■ Given instruction
For each line that holds "автомобиля", copy the line out.

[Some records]

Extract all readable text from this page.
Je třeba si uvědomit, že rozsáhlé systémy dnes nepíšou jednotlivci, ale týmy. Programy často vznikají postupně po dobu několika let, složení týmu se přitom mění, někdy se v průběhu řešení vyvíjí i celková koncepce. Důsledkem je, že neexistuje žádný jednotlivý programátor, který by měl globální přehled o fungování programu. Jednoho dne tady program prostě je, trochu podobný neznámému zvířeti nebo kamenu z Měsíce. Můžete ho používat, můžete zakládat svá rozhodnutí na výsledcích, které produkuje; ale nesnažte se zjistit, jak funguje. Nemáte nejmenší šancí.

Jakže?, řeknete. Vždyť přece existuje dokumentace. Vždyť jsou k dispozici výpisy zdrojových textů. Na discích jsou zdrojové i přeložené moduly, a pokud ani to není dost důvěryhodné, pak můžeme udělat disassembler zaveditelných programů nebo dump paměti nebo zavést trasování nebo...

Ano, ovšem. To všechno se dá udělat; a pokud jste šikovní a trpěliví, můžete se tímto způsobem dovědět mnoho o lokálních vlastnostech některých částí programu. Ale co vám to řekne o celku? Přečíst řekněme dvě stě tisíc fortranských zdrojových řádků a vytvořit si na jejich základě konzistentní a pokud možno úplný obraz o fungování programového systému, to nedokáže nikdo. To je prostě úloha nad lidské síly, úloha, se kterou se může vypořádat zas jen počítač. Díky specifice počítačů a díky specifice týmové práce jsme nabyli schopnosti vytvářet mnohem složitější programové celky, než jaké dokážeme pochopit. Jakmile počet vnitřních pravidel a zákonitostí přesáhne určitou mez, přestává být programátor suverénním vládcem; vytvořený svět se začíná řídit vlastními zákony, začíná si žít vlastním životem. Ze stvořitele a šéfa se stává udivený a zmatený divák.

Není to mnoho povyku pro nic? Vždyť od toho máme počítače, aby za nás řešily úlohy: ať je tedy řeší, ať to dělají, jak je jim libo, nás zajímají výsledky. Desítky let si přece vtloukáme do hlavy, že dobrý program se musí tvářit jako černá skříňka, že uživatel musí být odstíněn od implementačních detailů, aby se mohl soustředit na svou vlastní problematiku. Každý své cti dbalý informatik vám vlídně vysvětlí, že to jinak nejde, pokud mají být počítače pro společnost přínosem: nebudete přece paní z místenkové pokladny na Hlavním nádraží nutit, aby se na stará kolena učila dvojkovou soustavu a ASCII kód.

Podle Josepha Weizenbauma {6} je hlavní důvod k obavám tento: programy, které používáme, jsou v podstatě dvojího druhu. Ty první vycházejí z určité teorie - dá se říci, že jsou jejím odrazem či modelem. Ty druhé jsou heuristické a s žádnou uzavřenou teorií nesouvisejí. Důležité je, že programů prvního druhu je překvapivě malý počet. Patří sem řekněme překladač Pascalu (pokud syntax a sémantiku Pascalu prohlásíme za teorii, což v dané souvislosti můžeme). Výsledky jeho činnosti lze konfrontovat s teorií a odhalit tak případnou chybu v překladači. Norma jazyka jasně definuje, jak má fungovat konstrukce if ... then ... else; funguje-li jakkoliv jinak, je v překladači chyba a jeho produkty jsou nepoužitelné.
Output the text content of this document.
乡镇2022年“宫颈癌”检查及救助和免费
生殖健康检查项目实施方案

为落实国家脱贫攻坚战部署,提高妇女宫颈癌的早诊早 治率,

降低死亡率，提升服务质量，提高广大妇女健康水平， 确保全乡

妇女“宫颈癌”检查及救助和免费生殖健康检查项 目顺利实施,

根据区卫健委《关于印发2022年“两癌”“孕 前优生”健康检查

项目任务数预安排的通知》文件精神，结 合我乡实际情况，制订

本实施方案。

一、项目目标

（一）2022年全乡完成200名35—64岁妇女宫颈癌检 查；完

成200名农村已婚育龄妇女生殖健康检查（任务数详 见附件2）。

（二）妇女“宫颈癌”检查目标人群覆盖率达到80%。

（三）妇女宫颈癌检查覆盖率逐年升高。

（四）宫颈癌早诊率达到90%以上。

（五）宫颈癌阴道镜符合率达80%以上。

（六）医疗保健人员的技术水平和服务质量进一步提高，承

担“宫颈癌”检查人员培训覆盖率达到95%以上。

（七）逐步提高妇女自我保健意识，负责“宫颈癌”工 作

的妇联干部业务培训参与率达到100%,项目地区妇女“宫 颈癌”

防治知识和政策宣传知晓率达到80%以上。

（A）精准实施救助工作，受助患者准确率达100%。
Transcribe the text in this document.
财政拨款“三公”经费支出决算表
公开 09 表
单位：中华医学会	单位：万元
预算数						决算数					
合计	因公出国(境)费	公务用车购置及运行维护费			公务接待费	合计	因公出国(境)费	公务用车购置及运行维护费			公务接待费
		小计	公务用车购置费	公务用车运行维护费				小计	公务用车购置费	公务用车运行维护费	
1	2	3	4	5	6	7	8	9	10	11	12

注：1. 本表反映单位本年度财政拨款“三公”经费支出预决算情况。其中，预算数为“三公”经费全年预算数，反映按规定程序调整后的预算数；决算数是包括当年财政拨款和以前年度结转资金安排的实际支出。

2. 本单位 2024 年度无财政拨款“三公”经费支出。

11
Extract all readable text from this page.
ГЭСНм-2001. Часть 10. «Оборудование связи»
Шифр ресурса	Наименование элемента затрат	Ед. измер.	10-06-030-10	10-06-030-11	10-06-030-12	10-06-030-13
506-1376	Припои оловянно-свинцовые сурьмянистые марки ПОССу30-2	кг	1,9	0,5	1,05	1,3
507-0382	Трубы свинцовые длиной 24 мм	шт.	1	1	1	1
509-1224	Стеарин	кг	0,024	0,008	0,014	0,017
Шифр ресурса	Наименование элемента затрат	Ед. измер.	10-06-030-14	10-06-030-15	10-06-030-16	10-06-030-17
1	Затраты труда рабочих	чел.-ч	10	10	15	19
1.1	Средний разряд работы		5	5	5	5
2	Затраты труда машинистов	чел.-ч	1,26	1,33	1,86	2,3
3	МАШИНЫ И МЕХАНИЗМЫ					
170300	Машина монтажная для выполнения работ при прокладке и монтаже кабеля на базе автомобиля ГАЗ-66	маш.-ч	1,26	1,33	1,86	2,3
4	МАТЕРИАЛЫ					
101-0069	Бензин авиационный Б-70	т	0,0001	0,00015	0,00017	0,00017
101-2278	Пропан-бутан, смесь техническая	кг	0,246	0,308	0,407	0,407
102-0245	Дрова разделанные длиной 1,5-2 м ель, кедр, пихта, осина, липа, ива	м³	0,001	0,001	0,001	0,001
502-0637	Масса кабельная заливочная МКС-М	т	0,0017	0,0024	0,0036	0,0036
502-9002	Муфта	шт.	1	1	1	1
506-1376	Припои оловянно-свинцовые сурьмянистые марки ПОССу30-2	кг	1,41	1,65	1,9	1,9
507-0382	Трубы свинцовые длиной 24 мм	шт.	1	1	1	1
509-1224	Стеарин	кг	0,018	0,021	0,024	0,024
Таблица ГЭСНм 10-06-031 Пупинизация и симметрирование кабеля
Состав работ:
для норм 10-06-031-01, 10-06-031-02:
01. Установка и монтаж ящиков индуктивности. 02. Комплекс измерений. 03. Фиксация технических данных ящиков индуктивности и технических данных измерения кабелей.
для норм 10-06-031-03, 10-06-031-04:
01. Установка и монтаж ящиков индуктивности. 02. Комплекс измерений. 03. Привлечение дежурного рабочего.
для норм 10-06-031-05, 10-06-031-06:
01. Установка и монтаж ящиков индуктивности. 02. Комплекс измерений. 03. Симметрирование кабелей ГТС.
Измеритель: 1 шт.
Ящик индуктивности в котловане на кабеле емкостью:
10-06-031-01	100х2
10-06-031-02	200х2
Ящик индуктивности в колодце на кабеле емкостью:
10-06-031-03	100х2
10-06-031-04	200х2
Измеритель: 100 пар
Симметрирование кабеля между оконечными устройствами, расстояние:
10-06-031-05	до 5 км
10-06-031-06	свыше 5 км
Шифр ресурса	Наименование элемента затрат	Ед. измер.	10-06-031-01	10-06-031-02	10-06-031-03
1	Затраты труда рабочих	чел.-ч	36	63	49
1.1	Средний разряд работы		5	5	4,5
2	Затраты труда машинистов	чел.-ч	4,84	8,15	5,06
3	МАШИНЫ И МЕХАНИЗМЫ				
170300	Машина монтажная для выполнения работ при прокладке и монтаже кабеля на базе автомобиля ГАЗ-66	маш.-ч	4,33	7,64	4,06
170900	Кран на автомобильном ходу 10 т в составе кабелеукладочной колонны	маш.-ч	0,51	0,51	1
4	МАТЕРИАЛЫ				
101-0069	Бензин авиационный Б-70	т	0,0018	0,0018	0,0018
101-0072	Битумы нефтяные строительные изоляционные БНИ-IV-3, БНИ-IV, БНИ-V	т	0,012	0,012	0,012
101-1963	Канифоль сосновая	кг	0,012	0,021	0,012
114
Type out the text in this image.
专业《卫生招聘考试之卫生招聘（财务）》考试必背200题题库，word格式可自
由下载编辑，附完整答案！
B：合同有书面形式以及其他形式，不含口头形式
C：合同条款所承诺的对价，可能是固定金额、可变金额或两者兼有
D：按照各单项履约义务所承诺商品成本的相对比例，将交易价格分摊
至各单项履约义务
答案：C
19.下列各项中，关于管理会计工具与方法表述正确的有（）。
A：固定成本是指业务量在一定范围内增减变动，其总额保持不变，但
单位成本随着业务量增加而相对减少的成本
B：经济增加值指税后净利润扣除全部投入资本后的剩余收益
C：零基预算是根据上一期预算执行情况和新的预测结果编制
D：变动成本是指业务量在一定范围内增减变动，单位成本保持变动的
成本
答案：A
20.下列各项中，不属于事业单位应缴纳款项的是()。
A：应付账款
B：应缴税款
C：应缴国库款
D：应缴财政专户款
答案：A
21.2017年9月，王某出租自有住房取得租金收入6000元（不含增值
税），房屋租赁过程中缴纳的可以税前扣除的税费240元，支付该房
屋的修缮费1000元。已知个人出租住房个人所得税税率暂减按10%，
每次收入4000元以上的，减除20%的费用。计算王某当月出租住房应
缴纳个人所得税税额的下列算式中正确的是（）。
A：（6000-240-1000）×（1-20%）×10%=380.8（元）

■ Exercise output
170300	Машина монтажная для выполнения работ при прокладке и монтаже кабеля на базе автомобиля ГАЗ-66	маш.-ч	1,26	1,33	1,86	2,3
170300	Машина монтажная для выполнения работ при прокладке и монтаже кабеля на базе автомобиля ГАЗ-66	маш.-ч	4,33	7,64	4,06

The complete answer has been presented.